* _Data for the task_
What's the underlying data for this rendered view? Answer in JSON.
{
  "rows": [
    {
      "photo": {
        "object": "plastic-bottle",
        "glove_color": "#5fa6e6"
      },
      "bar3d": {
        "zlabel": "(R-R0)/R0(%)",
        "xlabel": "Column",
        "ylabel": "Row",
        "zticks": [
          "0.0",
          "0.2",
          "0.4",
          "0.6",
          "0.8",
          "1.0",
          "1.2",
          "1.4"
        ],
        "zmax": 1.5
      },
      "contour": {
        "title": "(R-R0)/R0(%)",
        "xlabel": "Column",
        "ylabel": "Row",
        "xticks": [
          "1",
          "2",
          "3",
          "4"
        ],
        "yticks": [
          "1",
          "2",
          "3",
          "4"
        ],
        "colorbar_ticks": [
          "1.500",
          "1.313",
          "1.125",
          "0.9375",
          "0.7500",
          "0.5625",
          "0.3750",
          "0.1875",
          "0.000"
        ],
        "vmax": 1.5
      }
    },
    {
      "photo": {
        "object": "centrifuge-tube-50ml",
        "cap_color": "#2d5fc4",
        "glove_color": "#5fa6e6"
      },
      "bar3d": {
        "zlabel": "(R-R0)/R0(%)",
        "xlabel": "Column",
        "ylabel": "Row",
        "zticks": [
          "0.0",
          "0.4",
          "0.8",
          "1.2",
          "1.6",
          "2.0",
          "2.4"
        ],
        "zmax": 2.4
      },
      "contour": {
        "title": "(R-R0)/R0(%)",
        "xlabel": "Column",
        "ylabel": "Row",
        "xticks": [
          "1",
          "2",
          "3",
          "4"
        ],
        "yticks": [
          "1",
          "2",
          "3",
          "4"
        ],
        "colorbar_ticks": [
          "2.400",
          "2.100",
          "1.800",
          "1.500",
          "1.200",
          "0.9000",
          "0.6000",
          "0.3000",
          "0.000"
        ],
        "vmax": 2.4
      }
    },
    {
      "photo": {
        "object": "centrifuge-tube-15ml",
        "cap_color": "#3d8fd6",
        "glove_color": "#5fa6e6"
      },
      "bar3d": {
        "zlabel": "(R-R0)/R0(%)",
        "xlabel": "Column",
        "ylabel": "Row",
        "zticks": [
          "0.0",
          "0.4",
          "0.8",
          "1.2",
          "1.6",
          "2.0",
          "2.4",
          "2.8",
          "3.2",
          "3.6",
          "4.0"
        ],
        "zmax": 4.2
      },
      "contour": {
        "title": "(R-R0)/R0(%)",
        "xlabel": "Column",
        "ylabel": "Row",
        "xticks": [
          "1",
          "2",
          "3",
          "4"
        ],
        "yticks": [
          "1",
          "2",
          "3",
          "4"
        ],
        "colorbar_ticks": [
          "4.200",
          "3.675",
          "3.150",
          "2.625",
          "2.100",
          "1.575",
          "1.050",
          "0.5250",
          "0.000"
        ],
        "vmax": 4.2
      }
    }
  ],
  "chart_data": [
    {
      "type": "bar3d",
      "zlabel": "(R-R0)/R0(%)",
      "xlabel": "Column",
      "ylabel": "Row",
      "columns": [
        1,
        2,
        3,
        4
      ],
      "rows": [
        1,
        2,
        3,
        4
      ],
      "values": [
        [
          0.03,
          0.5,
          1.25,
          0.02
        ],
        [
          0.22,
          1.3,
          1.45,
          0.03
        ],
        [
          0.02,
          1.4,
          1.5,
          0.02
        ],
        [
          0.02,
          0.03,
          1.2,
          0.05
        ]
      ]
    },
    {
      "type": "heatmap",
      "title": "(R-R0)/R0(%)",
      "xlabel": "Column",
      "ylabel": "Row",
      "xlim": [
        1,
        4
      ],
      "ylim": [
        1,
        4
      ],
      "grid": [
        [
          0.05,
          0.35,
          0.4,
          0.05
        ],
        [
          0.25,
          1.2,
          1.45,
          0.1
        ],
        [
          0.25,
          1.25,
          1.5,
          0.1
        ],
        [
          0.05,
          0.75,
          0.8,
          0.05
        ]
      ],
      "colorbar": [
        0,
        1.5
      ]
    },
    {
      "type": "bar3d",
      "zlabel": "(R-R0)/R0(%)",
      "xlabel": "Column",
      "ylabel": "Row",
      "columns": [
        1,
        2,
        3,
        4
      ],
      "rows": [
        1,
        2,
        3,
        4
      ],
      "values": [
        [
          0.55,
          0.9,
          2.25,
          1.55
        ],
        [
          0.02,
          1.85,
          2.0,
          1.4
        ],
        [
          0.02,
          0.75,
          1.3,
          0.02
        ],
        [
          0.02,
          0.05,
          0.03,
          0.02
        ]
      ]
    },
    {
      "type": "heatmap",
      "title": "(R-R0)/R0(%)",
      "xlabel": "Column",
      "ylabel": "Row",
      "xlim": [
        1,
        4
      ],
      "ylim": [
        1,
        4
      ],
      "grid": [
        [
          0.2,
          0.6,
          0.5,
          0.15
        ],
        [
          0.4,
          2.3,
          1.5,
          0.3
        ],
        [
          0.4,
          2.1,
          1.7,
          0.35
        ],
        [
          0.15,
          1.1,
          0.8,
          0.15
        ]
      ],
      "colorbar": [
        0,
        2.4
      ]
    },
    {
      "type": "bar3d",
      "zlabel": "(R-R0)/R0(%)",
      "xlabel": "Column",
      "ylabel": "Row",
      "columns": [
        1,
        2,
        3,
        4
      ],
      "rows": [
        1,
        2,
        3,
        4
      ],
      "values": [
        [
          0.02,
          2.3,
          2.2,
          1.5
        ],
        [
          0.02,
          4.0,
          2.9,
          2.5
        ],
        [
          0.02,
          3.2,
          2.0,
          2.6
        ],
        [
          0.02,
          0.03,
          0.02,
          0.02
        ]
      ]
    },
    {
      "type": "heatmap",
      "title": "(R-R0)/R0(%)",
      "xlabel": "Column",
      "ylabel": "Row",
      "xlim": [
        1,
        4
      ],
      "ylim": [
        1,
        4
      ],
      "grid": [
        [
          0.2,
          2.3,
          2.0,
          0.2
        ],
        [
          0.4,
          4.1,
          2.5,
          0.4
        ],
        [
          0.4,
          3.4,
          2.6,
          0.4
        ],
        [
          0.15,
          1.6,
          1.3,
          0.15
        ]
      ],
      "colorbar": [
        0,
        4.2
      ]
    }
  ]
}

* _Exercise prompt_
Write out every entry exactly as given.

* _Exercise solution_
What's the underlying data for this rendered view? Answer in JSON.
{
  "rows": [
    {
      "photo": {
        "object": "plastic-bottle",
        "glove_color": "#5fa6e6"
      },
      "bar3d": {
        "zlabel": "(R-R0)/R0(%)",
        "xlabel": "Column",
        "ylabel": "Row",
        "zticks": [
          "0.0",
          "0.2",
          "0.4",
          "0.6",
          "0.8",
          "1.0",
          "1.2",
          "1.4"
        ],
        "zmax": 1.5
      },
      "contour": {
        "title": "(R-R0)/R0(%)",
        "xlabel": "Column",
        "ylabel": "Row",
        "xticks": [
          "1",
          "2",
          "3",
          "4"
        ],
        "yticks": [
          "1",
          "2",
          "3",
          "4"
        ],
        "colorbar_ticks": [
          "1.500",
          "1.313",
          "1.125",
          "0.9375",
          "0.7500",
          "0.5625",
          "0.3750",
          "0.1875",
          "0.000"
        ],
        "vmax": 1.5
      }
    },
    {
      "photo": {
        "object": "centrifuge-tube-50ml",
        "cap_color": "#2d5fc4",
        "glove_color": "#5fa6e6"
      },
      "bar3d": {
        "zlabel": "(R-R0)/R0(%)",
        "xlabel": "Column",
        "ylabel": "Row",
        "zticks": [
          "0.0",
          "0.4",
          "0.8",
          "1.2",
          "1.6",
          "2.0",
          "2.4"
        ],
        "zmax": 2.4
      },
      "contour": {
        "title": "(R-R0)/R0(%)",
        "xlabel": "Column",
        "ylabel": "Row",
        "xticks": [
          "1",
          "2",
          "3",
          "4"
        ],
        "yticks": [
          "1",
          "2",
          "3",
          "4"
        ],
        "colorbar_ticks": [
          "2.400",
          "2.100",
          "1.800",
          "1.500",
          "1.200",
          "0.9000",
          "0.6000",
          "0.3000",
          "0.000"
        ],
        "vmax": 2.4
      }
    },
    {
      "photo": {
        "object": "centrifuge-tube-15ml",
        "cap_color": "#3d8fd6",
        "glove_color": "#5fa6e6"
      },
      "bar3d": {
        "zlabel": "(R-R0)/R0(%)",
        "xlabel": "Column",
        "ylabel": "Row",
        "zticks": [
          "0.0",
          "0.4",
          "0.8",
          "1.2",
          "1.6",
          "2.0",
          "2.4",
          "2.8",
          "3.2",
          "3.6",
          "4.0"
        ],
        "zmax": 4.2
      },
      "contour": {
        "title": "(R-R0)/R0(%)",
        "xlabel": "Column",
        "ylabel": "Row",
        "xticks": [
          "1",
          "2",
          "3",
          "4"
        ],
        "yticks": [
          "1",
          "2",
          "3",
          "4"
        ],
        "colorbar_ticks": [
          "4.200",
          "3.675",
          "3.150",
          "2.625",
          "2.100",
          "1.575",
          "1.050",
          "0.5250",
          "0.000"
        ],
        "vmax": 4.2
      }
    }
  ],
  "chart_data": [
    {
      "type": "bar3d",
      "zlabel": "(R-R0)/R0(%)",
      "xlabel": "Column",
      "ylabel": "Row",
      "columns": [
        1,
        2,
        3,
        4
      ],
      "rows": [
        1,
        2,
        3,
        4
      ],
      "values": [
        [
          0.03,
          0.5,
          1.25,
          0.02
        ],
        [
          0.22,
          1.3,
          1.45,
          0.03
        ],
        [
          0.02,
          1.4,
          1.5,
          0.02
        ],
        [
          0.02,
          0.03,
          1.2,
          0.05
        ]
      ]
    },
    {
      "type": "heatmap",
      "title": "(R-R0)/R0(%)",
      "xlabel": "Column",
      "ylabel": "Row",
      "xlim": [
        1,
        4
      ],
      "ylim": [
        1,
        4
      ],
      "grid": [
        [
          0.05,
          0.35,
          0.4,
          0.05
        ],
        [
          0.25,
          1.2,
          1.45,
          0.1
        ],
        [
          0.25,
          1.25,
          1.5,
          0.1
        ],
        [
          0.05,
          0.75,
          0.8,
          0.05
        ]
      ],
      "colorbar": [
        0,
        1.5
      ]
    },
    {
      "type": "bar3d",
      "zlabel": "(R-R0)/R0(%)",
      "xlabel": "Column",
      "ylabel": "Row",
      "columns": [
        1,
        2,
        3,
        4
      ],
      "rows": [
        1,
        2,
        3,
        4
      ],
      "values": [
        [
          0.55,
          0.9,
          2.25,
          1.55
        ],
        [
          0.02,
          1.85,
          2.0,
          1.4
        ],
        [
          0.02,
          0.75,
          1.3,
          0.02
        ],
        [
          0.02,
          0.05,
          0.03,
          0.02
        ]
      ]
    },
    {
      "type": "heatmap",
      "title": "(R-R0)/R0(%)",
      "xlabel": "Column",
      "ylabel": "Row",
      "xlim": [
        1,
        4
      ],
      "ylim": [
        1,
        4
      ],
      "grid": [
        [
          0.2,
          0.6,
          0.5,
          0.15
        ],
        [
          0.4,
          2.3,
          1.5,
          0.3
        ],
        [
          0.4,
          2.1,
          1.7,
          0.35
        ],
        [
          0.15,
          1.1,
          0.8,
          0.15
        ]
      ],
      "colorbar": [
        0,
        2.4
      ]
    },
    {
      "type": "bar3d",
      "zlabel": "(R-R0)/R0(%)",
      "xlabel": "Column",
      "ylabel": "Row",
      "columns": [
        1,
        2,
        3,
        4
      ],
      "rows": [
        1,
        2,
        3,
        4
      ],
      "values": [
        [
          0.02,
          2.3,
          2.2,
          1.5
        ],
        [
          0.02,
          4.0,
          2.9,
          2.5
        ],
        [
          0.02,
          3.2,
          2.0,
          2.6
        ],
        [
          0.02,
          0.03,
          0.02,
          0.02
        ]
      ]
    },
    {
      "type": "heatmap",
      "title": "(R-R0)/R0(%)",
      "xlabel": "Column",
      "ylabel": "Row",
      "xlim": [
        1,
        4
      ],
      "ylim": [
        1,
        4
      ],
      "grid": [
        [
          0.2,
          2.3,
          2.0,
          0.2
        ],
        [
          0.4,
          4.1,
          2.5,
          0.4
        ],
        [
          0.4,
          3.4,
          2.6,
          0.4
        ],
        [
          0.15,
          1.6,
          1.3,
          0.15
        ]
      ],
      "colorbar": [
        0,
        4.2
      ]
    }
  ]
}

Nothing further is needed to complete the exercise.